What the task requires:
Reproduce the listing below line for line, changing nothing.

Record list:

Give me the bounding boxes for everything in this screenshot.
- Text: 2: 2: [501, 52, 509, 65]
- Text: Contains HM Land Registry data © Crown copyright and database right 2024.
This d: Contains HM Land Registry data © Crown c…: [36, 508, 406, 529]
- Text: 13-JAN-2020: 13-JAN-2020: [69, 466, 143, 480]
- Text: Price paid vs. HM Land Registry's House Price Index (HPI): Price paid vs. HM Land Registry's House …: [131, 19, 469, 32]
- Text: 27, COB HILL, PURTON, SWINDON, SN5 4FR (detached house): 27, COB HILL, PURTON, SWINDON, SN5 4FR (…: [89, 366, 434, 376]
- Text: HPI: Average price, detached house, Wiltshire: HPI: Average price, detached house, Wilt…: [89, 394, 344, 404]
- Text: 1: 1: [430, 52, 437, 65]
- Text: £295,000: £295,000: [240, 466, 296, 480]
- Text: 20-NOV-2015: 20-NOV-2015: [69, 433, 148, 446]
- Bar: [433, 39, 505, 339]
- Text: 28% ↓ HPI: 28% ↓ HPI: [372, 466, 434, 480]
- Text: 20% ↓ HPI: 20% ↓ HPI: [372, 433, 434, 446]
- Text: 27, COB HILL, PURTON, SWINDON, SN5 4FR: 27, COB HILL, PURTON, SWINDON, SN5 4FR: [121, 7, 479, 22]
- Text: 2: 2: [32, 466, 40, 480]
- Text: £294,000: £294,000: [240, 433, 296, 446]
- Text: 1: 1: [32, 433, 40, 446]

Solution to this task:
Give me the bounding boxes for everything in this screenshot.
- Text: 2: 2: [501, 52, 509, 65]
- Text: Contains HM Land Registry data © Crown copyright and database right 2024.
This d: Contains HM Land Registry data © Crown c…: [36, 508, 406, 529]
- Text: 13-JAN-2020: 13-JAN-2020: [69, 466, 143, 480]
- Text: Price paid vs. HM Land Registry's House Price Index (HPI): Price paid vs. HM Land Registry's House …: [131, 19, 469, 32]
- Text: 27, COB HILL, PURTON, SWINDON, SN5 4FR (detached house): 27, COB HILL, PURTON, SWINDON, SN5 4FR (…: [89, 366, 434, 376]
- Text: HPI: Average price, detached house, Wiltshire: HPI: Average price, detached house, Wilt…: [89, 394, 344, 404]
- Text: 1: 1: [430, 52, 437, 65]
- Text: £295,000: £295,000: [240, 466, 296, 480]
- Text: 20-NOV-2015: 20-NOV-2015: [69, 433, 148, 446]
- Bar: [433, 39, 505, 339]
- Text: 28% ↓ HPI: 28% ↓ HPI: [372, 466, 434, 480]
- Text: 20% ↓ HPI: 20% ↓ HPI: [372, 433, 434, 446]
- Text: 27, COB HILL, PURTON, SWINDON, SN5 4FR: 27, COB HILL, PURTON, SWINDON, SN5 4FR: [121, 7, 479, 22]
- Text: 2: 2: [32, 466, 40, 480]
- Text: £294,000: £294,000: [240, 433, 296, 446]
- Text: 1: 1: [32, 433, 40, 446]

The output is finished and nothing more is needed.